- [Requirements] Go through the listing beneath this task and return every line that carries the string "انشائیہ".

[Extracted data entries]
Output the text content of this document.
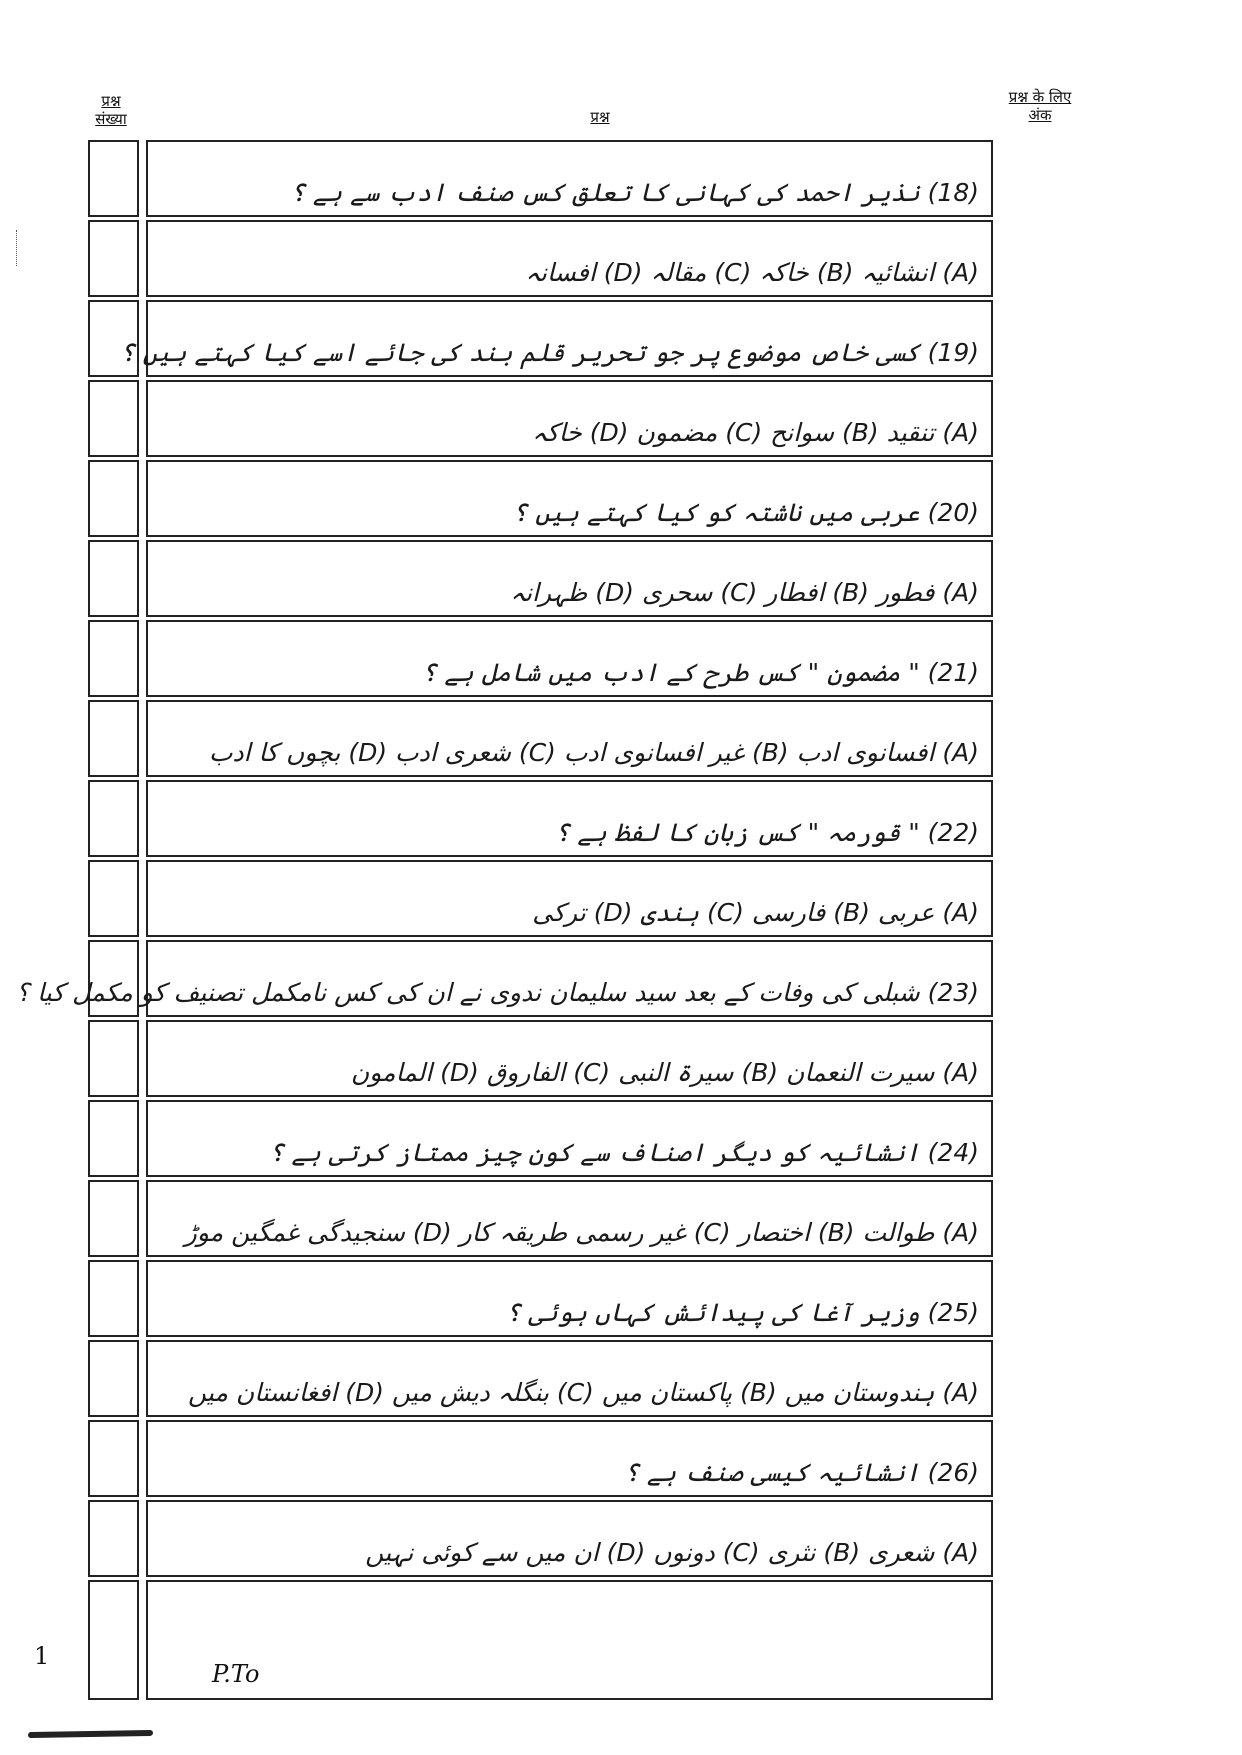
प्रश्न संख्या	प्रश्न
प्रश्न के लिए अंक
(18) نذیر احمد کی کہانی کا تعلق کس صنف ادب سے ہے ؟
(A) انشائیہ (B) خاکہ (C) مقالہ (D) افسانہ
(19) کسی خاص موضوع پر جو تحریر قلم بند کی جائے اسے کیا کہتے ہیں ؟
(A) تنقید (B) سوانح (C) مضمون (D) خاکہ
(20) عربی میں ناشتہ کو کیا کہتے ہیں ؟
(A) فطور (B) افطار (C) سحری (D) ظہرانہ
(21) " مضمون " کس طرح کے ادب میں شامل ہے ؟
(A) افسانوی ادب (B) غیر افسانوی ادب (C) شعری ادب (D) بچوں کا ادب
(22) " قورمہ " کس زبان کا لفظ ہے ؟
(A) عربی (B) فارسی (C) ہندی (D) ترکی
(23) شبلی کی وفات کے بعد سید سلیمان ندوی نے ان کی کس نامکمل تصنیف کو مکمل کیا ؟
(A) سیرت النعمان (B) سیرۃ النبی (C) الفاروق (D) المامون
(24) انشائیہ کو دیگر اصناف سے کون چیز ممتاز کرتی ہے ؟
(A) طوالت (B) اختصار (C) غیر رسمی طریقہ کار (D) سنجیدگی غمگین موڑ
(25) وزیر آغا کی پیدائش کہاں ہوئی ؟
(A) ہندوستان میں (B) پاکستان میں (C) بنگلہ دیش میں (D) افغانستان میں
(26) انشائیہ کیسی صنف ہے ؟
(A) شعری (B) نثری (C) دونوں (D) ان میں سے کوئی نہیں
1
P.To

- [Expected answer]
(A) انشائیہ (B) خاکہ (C) مقالہ (D) افسانہ
(24) انشائیہ کو دیگر اصناف سے کون چیز ممتاز کرتی ہے ؟
(26) انشائیہ کیسی صنف ہے ؟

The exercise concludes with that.